Quoted passage:
# # # # # # #
Ugra-Pandya left a son Vira-Pandya who succeeded his father on the throne.
The Brahmans of old learnt the Vedas by rote from oral tradition, without caring to inform themselves of the meaning of what they repeated, much as they do at the present day. In the forest of Naimisharanya dwelt two Rishis, Kanva and Garga, who felt a great desire to learn the meaning of the Vedas. They found no one in that part of the continent competent to enlighten them. They happened to come across a wandering Brahman hermit, a great devotee of Biva, who gave them to understand that the true meaning of Vedic lore could be expounded only by Dakshinamurti, a god who had his seat at Madura, to the south of the big temple. He added that this god could not be propitiated except by a long course of prayer, penance and austerities. The Rishis accordingly went through this course and all three of them set out for Madura.
They reached the place in due time. The god condescended to appear to them in the guise of a Brahman Seer, at his seat under a tree known in the vernacular as kallalamaram.
The Seer said to the pilgrims that, if they wished to hear him expound the Vedas, they must go with him to the great temple, for he would do no lecturing except under the presidency of the god there. Thither, accordingly, they all repaired, and the Seer proceeded with his exposition. The sum and substance of the Vedas was, as expounded by him, no more than the manifestation of Siva in diverse forms of knowledge of a more or less esoteric character.
When the exposition was finished, the god Dakshinamârti disappeared having become one with the presiding god there,
This event occurred in the reign of Vira-Pandya.
[The substance of the exposition as outlined in the Purana betrays the ignorance on the part of the Saiva-siddhântins of the contents of the Vedas, which really exhibit nothing to the purpose. The Saiva-siddhantins appear to have held, in common with the bulk of the masses, erroneous notions of the matter which is to be found in the Vedas. The exposition of Vedic lore as ascribed to the god Dakshinamurti contains in outline all the creed and dogma of the Saiva-siddhanta. The attempt to represent the creed of the siddhanta as the sum and substance of Vedic teaching was to claim for it the same divine sanction of revelation as also the same sanctity, Dakshinamurti is a form of Siva. He is the Dictaean Jupiter and the kallalamaram is the sacred Cretan ficus.]
# # # # # # #
Assigned task: Change every "Seer" to "Sage" in the stretch of the Madura legend from "The Seer said" through "reign of Vira-Pandya.", and give that stretch again. You can leave the stored records aside; they aren't needed here.

Stored records:
# # # # # # #
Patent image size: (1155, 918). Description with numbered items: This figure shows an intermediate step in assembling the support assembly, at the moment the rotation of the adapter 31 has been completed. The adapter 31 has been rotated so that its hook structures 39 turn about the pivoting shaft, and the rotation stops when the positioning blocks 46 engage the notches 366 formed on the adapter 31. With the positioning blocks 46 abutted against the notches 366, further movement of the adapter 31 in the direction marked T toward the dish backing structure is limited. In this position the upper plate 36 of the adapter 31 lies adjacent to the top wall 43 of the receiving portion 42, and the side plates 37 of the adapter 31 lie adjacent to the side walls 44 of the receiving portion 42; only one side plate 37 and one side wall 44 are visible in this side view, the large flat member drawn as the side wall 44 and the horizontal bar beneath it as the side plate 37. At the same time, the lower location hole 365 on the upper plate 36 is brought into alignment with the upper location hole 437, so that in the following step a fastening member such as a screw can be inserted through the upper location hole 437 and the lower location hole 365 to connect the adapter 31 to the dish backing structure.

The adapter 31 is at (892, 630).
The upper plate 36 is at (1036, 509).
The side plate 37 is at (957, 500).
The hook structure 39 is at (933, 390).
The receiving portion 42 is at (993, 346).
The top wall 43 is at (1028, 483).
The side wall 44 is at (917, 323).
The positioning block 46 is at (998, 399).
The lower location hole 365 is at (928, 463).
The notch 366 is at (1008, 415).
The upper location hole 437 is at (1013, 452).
# # # # # # #
Finished exercise:
The Sage said to the pilgrims that, if they wished to hear him expound the Vedas, they must go with him to the great temple, for he would do no lecturing except under the presidency of the god there. Thither, accordingly, they all repaired, and the Sage proceeded with his exposition. The sum and substance of the Vedas was, as expounded by him, no more than the manifestation of Siva in diverse forms of knowledge of a more or less esoteric character.
When the exposition was finished, the god Dakshinamârti disappeared having become one with the presiding god there,
This event occurred in the reign of Vira-Pandya.